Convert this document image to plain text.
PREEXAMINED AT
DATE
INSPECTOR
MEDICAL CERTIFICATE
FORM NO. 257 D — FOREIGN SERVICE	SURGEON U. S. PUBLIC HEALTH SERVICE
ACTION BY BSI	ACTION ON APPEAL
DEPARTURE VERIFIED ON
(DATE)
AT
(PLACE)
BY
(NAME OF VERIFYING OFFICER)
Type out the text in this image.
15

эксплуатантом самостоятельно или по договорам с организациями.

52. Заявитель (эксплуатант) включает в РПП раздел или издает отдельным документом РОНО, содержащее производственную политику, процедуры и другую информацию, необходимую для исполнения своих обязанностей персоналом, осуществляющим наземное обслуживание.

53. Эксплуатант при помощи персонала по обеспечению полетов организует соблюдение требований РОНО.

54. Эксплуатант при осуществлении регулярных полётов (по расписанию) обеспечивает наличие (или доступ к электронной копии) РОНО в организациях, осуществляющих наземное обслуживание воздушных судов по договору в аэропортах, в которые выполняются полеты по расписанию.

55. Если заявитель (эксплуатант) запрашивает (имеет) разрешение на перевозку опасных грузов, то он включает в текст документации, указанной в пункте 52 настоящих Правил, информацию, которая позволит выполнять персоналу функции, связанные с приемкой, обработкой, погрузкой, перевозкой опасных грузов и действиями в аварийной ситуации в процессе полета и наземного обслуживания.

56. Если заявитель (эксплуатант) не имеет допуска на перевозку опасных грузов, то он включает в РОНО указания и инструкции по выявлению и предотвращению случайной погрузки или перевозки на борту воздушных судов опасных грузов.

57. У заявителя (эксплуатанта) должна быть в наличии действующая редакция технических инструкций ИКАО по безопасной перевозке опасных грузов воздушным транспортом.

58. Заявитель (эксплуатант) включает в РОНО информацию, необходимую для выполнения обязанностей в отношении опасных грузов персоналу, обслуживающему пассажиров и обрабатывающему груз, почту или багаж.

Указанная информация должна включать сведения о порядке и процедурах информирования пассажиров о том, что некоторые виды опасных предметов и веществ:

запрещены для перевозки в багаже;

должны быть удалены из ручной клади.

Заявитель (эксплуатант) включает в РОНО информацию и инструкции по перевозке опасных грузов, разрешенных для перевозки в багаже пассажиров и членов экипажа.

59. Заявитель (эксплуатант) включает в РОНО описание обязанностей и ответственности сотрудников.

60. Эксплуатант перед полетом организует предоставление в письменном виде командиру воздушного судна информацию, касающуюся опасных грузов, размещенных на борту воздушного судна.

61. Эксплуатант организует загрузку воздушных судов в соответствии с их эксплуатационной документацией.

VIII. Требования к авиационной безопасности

--*--

* _Set exercise_: Output each entry precisely as given.

* _Correct output_:
Convert this document image to plain text.
PREEXAMINED AT
DATE
INSPECTOR
MEDICAL CERTIFICATE
FORM NO. 257 D — FOREIGN SERVICE	SURGEON U. S. PUBLIC HEALTH SERVICE
ACTION BY BSI	ACTION ON APPEAL
DEPARTURE VERIFIED ON
(DATE)
AT
(PLACE)
BY
(NAME OF VERIFYING OFFICER)
Type out the text in this image.
15

эксплуатантом самостоятельно или по договорам с организациями.

52. Заявитель (эксплуатант) включает в РПП раздел или издает отдельным документом РОНО, содержащее производственную политику, процедуры и другую информацию, необходимую для исполнения своих обязанностей персоналом, осуществляющим наземное обслуживание.

53. Эксплуатант при помощи персонала по обеспечению полетов организует соблюдение требований РОНО.

54. Эксплуатант при осуществлении регулярных полётов (по расписанию) обеспечивает наличие (или доступ к электронной копии) РОНО в организациях, осуществляющих наземное обслуживание воздушных судов по договору в аэропортах, в которые выполняются полеты по расписанию.

55. Если заявитель (эксплуатант) запрашивает (имеет) разрешение на перевозку опасных грузов, то он включает в текст документации, указанной в пункте 52 настоящих Правил, информацию, которая позволит выполнять персоналу функции, связанные с приемкой, обработкой, погрузкой, перевозкой опасных грузов и действиями в аварийной ситуации в процессе полета и наземного обслуживания.

56. Если заявитель (эксплуатант) не имеет допуска на перевозку опасных грузов, то он включает в РОНО указания и инструкции по выявлению и предотвращению случайной погрузки или перевозки на борту воздушных судов опасных грузов.

57. У заявителя (эксплуатанта) должна быть в наличии действующая редакция технических инструкций ИКАО по безопасной перевозке опасных грузов воздушным транспортом.

58. Заявитель (эксплуатант) включает в РОНО информацию, необходимую для выполнения обязанностей в отношении опасных грузов персоналу, обслуживающему пассажиров и обрабатывающему груз, почту или багаж.

Указанная информация должна включать сведения о порядке и процедурах информирования пассажиров о том, что некоторые виды опасных предметов и веществ:

запрещены для перевозки в багаже;

должны быть удалены из ручной клади.

Заявитель (эксплуатант) включает в РОНО информацию и инструкции по перевозке опасных грузов, разрешенных для перевозки в багаже пассажиров и членов экипажа.

59. Заявитель (эксплуатант) включает в РОНО описание обязанностей и ответственности сотрудников.

60. Эксплуатант перед полетом организует предоставление в письменном виде командиру воздушного судна информацию, касающуюся опасных грузов, размещенных на борту воздушного судна.

61. Эксплуатант организует загрузку воздушных судов в соответствии с их эксплуатационной документацией.

VIII. Требования к авиационной безопасности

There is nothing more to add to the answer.